**Exercise task:** The answer is one number: how many lines hold the string "xlabel".

Start Record list

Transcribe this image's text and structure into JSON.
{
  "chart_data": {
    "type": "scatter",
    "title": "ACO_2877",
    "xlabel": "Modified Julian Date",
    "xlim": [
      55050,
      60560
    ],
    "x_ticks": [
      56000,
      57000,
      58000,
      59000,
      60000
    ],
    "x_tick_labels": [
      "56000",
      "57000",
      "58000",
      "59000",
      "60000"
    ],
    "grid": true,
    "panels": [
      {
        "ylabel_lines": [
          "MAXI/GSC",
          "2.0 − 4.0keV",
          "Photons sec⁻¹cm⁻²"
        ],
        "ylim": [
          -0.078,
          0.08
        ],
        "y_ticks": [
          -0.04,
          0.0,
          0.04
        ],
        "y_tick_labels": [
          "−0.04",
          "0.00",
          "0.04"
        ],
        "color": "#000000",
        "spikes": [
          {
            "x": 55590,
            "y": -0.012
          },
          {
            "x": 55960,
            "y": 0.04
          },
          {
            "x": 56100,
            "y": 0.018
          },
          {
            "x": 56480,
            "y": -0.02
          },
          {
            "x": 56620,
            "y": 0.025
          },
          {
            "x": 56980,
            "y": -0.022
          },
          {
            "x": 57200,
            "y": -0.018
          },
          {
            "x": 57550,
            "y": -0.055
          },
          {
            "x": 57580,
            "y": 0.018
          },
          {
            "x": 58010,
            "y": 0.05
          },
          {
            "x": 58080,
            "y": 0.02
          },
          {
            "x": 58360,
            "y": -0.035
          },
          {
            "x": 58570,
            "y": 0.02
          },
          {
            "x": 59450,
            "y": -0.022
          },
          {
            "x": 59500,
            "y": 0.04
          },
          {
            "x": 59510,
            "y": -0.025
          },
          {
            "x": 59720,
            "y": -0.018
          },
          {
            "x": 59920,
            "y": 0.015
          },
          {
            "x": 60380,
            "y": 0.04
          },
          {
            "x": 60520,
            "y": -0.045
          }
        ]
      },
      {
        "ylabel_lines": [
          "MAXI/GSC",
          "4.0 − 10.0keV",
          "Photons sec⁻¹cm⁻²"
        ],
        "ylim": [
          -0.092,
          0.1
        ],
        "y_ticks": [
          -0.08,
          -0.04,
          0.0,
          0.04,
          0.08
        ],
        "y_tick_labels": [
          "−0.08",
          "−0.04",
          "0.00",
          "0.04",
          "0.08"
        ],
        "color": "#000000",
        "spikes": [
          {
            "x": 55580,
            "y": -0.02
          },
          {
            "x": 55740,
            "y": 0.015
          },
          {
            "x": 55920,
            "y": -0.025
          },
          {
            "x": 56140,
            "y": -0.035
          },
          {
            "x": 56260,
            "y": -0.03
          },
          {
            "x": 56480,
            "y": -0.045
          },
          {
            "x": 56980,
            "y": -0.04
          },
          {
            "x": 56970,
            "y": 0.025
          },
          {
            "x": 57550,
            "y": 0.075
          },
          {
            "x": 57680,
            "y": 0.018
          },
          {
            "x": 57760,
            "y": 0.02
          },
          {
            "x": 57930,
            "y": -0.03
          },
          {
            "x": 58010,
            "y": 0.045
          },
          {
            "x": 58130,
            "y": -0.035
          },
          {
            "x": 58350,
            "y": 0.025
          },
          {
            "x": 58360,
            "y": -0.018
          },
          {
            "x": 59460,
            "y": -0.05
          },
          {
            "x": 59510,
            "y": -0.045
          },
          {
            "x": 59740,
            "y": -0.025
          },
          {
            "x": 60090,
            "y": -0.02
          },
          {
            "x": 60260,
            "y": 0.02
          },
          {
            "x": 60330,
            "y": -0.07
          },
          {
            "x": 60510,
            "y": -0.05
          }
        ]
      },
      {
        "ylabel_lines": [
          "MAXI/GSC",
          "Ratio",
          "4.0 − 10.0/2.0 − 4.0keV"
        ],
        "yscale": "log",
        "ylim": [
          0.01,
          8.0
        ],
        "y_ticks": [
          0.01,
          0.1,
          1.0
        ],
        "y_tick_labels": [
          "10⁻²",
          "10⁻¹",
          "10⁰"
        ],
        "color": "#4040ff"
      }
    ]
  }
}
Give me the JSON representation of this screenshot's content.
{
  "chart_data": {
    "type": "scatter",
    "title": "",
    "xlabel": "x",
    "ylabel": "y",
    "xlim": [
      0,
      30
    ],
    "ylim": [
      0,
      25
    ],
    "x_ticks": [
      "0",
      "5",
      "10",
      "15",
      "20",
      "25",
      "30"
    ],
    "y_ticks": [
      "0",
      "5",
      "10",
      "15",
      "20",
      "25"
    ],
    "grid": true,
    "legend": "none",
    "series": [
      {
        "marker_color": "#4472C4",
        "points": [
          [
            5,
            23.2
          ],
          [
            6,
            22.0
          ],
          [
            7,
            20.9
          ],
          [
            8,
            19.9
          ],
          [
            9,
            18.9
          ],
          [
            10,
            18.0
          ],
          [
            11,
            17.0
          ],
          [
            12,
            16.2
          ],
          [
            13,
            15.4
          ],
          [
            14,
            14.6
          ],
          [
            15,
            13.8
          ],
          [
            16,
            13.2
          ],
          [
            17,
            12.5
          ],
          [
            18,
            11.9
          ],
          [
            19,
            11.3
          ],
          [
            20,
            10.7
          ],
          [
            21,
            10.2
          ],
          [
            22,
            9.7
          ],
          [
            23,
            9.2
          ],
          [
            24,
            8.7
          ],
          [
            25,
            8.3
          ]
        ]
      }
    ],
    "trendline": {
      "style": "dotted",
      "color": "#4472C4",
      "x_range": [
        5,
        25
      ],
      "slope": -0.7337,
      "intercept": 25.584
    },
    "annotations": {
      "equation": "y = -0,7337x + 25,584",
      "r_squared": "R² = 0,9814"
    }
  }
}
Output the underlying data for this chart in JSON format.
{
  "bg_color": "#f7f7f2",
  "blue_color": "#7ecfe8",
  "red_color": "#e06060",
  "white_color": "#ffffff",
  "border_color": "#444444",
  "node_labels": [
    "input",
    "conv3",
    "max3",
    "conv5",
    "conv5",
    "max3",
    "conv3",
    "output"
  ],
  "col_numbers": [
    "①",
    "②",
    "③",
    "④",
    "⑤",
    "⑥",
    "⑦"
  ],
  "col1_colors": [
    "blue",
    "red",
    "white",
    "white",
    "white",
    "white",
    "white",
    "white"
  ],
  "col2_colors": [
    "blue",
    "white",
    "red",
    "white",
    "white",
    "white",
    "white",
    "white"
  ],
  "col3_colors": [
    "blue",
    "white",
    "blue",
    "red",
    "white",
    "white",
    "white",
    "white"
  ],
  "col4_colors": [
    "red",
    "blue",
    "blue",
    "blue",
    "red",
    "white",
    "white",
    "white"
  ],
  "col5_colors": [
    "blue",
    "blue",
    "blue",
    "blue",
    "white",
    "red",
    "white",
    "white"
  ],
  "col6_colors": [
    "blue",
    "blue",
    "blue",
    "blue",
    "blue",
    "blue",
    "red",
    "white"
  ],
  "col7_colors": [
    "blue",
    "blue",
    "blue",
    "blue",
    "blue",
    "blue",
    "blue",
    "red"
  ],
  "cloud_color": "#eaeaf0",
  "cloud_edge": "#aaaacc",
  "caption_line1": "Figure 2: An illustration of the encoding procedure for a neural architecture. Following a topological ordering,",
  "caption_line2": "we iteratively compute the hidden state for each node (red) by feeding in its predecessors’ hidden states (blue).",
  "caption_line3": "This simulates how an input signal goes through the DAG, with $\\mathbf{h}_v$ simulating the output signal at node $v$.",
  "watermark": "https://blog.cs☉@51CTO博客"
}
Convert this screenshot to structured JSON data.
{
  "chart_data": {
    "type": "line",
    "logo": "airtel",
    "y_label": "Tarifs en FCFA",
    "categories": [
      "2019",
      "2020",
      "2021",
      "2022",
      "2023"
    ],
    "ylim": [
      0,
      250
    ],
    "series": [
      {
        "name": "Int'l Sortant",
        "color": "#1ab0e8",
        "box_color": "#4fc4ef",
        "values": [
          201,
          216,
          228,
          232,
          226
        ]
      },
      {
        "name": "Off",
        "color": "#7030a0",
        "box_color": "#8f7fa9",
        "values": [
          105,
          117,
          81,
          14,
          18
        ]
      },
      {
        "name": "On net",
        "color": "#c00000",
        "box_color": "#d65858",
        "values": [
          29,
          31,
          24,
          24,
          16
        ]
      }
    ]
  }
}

End Record list

**Response:** 2